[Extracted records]
+--
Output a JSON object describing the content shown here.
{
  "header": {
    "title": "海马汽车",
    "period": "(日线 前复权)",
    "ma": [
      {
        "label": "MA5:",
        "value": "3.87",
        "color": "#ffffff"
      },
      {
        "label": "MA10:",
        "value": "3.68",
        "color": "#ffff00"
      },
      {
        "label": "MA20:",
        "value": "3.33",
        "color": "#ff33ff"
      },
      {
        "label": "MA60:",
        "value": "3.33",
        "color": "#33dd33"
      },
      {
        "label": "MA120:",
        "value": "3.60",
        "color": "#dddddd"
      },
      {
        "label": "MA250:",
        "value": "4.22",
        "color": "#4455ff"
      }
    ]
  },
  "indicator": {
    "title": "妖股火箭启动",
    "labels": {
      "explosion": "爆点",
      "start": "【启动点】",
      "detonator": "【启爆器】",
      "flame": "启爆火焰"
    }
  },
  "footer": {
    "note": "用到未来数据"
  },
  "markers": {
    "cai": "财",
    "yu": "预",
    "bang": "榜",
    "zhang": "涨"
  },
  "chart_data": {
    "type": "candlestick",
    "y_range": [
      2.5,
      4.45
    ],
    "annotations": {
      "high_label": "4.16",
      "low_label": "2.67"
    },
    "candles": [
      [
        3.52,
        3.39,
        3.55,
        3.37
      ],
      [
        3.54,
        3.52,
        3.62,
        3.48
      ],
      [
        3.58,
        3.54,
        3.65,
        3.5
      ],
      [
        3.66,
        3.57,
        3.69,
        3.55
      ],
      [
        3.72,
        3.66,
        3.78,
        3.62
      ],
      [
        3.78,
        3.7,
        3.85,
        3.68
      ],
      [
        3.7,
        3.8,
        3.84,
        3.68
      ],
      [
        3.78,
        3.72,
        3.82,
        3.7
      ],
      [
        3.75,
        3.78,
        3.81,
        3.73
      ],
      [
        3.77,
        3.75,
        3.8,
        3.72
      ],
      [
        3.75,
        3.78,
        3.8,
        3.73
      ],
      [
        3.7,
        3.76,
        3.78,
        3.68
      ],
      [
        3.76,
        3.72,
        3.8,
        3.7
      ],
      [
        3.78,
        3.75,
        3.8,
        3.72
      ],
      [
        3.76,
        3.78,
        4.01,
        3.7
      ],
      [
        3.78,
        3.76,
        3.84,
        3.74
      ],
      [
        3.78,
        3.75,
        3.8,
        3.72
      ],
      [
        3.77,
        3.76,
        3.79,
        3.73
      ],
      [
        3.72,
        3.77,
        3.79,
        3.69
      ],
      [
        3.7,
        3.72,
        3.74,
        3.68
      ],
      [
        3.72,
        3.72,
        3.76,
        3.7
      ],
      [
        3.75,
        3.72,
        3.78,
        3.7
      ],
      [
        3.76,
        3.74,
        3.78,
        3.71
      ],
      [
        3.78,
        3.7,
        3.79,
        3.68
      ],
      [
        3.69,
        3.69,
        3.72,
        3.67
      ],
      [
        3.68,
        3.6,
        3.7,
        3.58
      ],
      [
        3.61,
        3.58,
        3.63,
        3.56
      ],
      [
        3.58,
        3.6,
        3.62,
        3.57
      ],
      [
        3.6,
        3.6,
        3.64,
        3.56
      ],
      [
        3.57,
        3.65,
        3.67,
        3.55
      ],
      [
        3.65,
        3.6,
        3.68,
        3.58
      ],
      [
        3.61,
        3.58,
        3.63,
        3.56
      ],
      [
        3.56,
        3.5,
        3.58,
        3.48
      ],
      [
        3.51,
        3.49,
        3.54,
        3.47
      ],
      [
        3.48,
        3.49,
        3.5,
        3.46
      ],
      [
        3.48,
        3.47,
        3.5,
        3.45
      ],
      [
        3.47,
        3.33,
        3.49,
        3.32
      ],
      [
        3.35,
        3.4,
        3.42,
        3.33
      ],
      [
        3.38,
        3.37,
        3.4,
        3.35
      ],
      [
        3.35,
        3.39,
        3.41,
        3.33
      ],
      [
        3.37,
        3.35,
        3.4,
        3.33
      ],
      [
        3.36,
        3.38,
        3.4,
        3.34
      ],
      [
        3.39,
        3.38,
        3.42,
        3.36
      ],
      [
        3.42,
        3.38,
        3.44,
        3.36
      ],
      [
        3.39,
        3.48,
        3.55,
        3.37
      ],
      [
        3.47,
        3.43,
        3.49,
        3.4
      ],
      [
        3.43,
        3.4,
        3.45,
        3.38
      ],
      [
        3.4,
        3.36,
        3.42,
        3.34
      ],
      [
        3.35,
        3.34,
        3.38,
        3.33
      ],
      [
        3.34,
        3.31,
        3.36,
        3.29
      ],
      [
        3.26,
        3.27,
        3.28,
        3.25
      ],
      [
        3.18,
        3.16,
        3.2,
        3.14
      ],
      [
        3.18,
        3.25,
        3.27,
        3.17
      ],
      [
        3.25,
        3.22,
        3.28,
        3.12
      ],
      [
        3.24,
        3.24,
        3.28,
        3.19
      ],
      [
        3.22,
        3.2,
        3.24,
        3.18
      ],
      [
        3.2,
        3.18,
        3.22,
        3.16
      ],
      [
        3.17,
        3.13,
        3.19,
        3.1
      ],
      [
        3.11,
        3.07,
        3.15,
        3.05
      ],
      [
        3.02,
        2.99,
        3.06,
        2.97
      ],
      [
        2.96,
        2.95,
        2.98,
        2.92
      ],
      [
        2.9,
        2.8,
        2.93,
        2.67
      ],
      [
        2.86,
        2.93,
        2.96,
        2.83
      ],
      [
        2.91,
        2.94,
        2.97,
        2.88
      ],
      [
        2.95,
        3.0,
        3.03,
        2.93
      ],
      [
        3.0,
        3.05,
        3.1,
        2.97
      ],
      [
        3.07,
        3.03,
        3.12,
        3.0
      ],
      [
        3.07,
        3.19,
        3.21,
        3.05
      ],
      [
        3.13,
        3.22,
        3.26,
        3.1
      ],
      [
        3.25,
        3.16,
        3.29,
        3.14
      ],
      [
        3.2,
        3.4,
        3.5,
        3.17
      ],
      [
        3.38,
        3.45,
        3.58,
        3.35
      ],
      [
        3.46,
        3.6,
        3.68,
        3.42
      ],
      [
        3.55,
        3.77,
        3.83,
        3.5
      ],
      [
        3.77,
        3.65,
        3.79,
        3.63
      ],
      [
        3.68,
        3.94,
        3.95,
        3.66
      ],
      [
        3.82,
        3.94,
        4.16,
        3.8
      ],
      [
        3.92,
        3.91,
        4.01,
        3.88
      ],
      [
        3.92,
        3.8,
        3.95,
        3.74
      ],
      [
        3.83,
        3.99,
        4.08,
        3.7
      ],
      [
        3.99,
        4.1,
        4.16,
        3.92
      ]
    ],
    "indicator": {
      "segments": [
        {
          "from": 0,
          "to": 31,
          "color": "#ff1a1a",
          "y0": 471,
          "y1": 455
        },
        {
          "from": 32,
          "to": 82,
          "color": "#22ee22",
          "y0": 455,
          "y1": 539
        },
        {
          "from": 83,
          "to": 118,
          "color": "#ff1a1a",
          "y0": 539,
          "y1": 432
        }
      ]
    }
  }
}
+--
Give back each line above precisely as it stands.

Output a JSON object describing the content shown here.
{
  "header": {
    "title": "海马汽车",
    "period": "(日线 前复权)",
    "ma": [
      {
        "label": "MA5:",
        "value": "3.87",
        "color": "#ffffff"
      },
      {
        "label": "MA10:",
        "value": "3.68",
        "color": "#ffff00"
      },
      {
        "label": "MA20:",
        "value": "3.33",
        "color": "#ff33ff"
      },
      {
        "label": "MA60:",
        "value": "3.33",
        "color": "#33dd33"
      },
      {
        "label": "MA120:",
        "value": "3.60",
        "color": "#dddddd"
      },
      {
        "label": "MA250:",
        "value": "4.22",
        "color": "#4455ff"
      }
    ]
  },
  "indicator": {
    "title": "妖股火箭启动",
    "labels": {
      "explosion": "爆点",
      "start": "【启动点】",
      "detonator": "【启爆器】",
      "flame": "启爆火焰"
    }
  },
  "footer": {
    "note": "用到未来数据"
  },
  "markers": {
    "cai": "财",
    "yu": "预",
    "bang": "榜",
    "zhang": "涨"
  },
  "chart_data": {
    "type": "candlestick",
    "y_range": [
      2.5,
      4.45
    ],
    "annotations": {
      "high_label": "4.16",
      "low_label": "2.67"
    },
    "candles": [
      [
        3.52,
        3.39,
        3.55,
        3.37
      ],
      [
        3.54,
        3.52,
        3.62,
        3.48
      ],
      [
        3.58,
        3.54,
        3.65,
        3.5
      ],
      [
        3.66,
        3.57,
        3.69,
        3.55
      ],
      [
        3.72,
        3.66,
        3.78,
        3.62
      ],
      [
        3.78,
        3.7,
        3.85,
        3.68
      ],
      [
        3.7,
        3.8,
        3.84,
        3.68
      ],
      [
        3.78,
        3.72,
        3.82,
        3.7
      ],
      [
        3.75,
        3.78,
        3.81,
        3.73
      ],
      [
        3.77,
        3.75,
        3.8,
        3.72
      ],
      [
        3.75,
        3.78,
        3.8,
        3.73
      ],
      [
        3.7,
        3.76,
        3.78,
        3.68
      ],
      [
        3.76,
        3.72,
        3.8,
        3.7
      ],
      [
        3.78,
        3.75,
        3.8,
        3.72
      ],
      [
        3.76,
        3.78,
        4.01,
        3.7
      ],
      [
        3.78,
        3.76,
        3.84,
        3.74
      ],
      [
        3.78,
        3.75,
        3.8,
        3.72
      ],
      [
        3.77,
        3.76,
        3.79,
        3.73
      ],
      [
        3.72,
        3.77,
        3.79,
        3.69
      ],
      [
        3.7,
        3.72,
        3.74,
        3.68
      ],
      [
        3.72,
        3.72,
        3.76,
        3.7
      ],
      [
        3.75,
        3.72,
        3.78,
        3.7
      ],
      [
        3.76,
        3.74,
        3.78,
        3.71
      ],
      [
        3.78,
        3.7,
        3.79,
        3.68
      ],
      [
        3.69,
        3.69,
        3.72,
        3.67
      ],
      [
        3.68,
        3.6,
        3.7,
        3.58
      ],
      [
        3.61,
        3.58,
        3.63,
        3.56
      ],
      [
        3.58,
        3.6,
        3.62,
        3.57
      ],
      [
        3.6,
        3.6,
        3.64,
        3.56
      ],
      [
        3.57,
        3.65,
        3.67,
        3.55
      ],
      [
        3.65,
        3.6,
        3.68,
        3.58
      ],
      [
        3.61,
        3.58,
        3.63,
        3.56
      ],
      [
        3.56,
        3.5,
        3.58,
        3.48
      ],
      [
        3.51,
        3.49,
        3.54,
        3.47
      ],
      [
        3.48,
        3.49,
        3.5,
        3.46
      ],
      [
        3.48,
        3.47,
        3.5,
        3.45
      ],
      [
        3.47,
        3.33,
        3.49,
        3.32
      ],
      [
        3.35,
        3.4,
        3.42,
        3.33
      ],
      [
        3.38,
        3.37,
        3.4,
        3.35
      ],
      [
        3.35,
        3.39,
        3.41,
        3.33
      ],
      [
        3.37,
        3.35,
        3.4,
        3.33
      ],
      [
        3.36,
        3.38,
        3.4,
        3.34
      ],
      [
        3.39,
        3.38,
        3.42,
        3.36
      ],
      [
        3.42,
        3.38,
        3.44,
        3.36
      ],
      [
        3.39,
        3.48,
        3.55,
        3.37
      ],
      [
        3.47,
        3.43,
        3.49,
        3.4
      ],
      [
        3.43,
        3.4,
        3.45,
        3.38
      ],
      [
        3.4,
        3.36,
        3.42,
        3.34
      ],
      [
        3.35,
        3.34,
        3.38,
        3.33
      ],
      [
        3.34,
        3.31,
        3.36,
        3.29
      ],
      [
        3.26,
        3.27,
        3.28,
        3.25
      ],
      [
        3.18,
        3.16,
        3.2,
        3.14
      ],
      [
        3.18,
        3.25,
        3.27,
        3.17
      ],
      [
        3.25,
        3.22,
        3.28,
        3.12
      ],
      [
        3.24,
        3.24,
        3.28,
        3.19
      ],
      [
        3.22,
        3.2,
        3.24,
        3.18
      ],
      [
        3.2,
        3.18,
        3.22,
        3.16
      ],
      [
        3.17,
        3.13,
        3.19,
        3.1
      ],
      [
        3.11,
        3.07,
        3.15,
        3.05
      ],
      [
        3.02,
        2.99,
        3.06,
        2.97
      ],
      [
        2.96,
        2.95,
        2.98,
        2.92
      ],
      [
        2.9,
        2.8,
        2.93,
        2.67
      ],
      [
        2.86,
        2.93,
        2.96,
        2.83
      ],
      [
        2.91,
        2.94,
        2.97,
        2.88
      ],
      [
        2.95,
        3.0,
        3.03,
        2.93
      ],
      [
        3.0,
        3.05,
        3.1,
        2.97
      ],
      [
        3.07,
        3.03,
        3.12,
        3.0
      ],
      [
        3.07,
        3.19,
        3.21,
        3.05
      ],
      [
        3.13,
        3.22,
        3.26,
        3.1
      ],
      [
        3.25,
        3.16,
        3.29,
        3.14
      ],
      [
        3.2,
        3.4,
        3.5,
        3.17
      ],
      [
        3.38,
        3.45,
        3.58,
        3.35
      ],
      [
        3.46,
        3.6,
        3.68,
        3.42
      ],
      [
        3.55,
        3.77,
        3.83,
        3.5
      ],
      [
        3.77,
        3.65,
        3.79,
        3.63
      ],
      [
        3.68,
        3.94,
        3.95,
        3.66
      ],
      [
        3.82,
        3.94,
        4.16,
        3.8
      ],
      [
        3.92,
        3.91,
        4.01,
        3.88
      ],
      [
        3.92,
        3.8,
        3.95,
        3.74
      ],
      [
        3.83,
        3.99,
        4.08,
        3.7
      ],
      [
        3.99,
        4.1,
        4.16,
        3.92
      ]
    ],
    "indicator": {
      "segments": [
        {
          "from": 0,
          "to": 31,
          "color": "#ff1a1a",
          "y0": 471,
          "y1": 455
        },
        {
          "from": 32,
          "to": 82,
          "color": "#22ee22",
          "y0": 455,
          "y1": 539
        },
        {
          "from": 83,
          "to": 118,
          "color": "#ff1a1a",
          "y0": 539,
          "y1": 432
        }
      ]
    }
  }
}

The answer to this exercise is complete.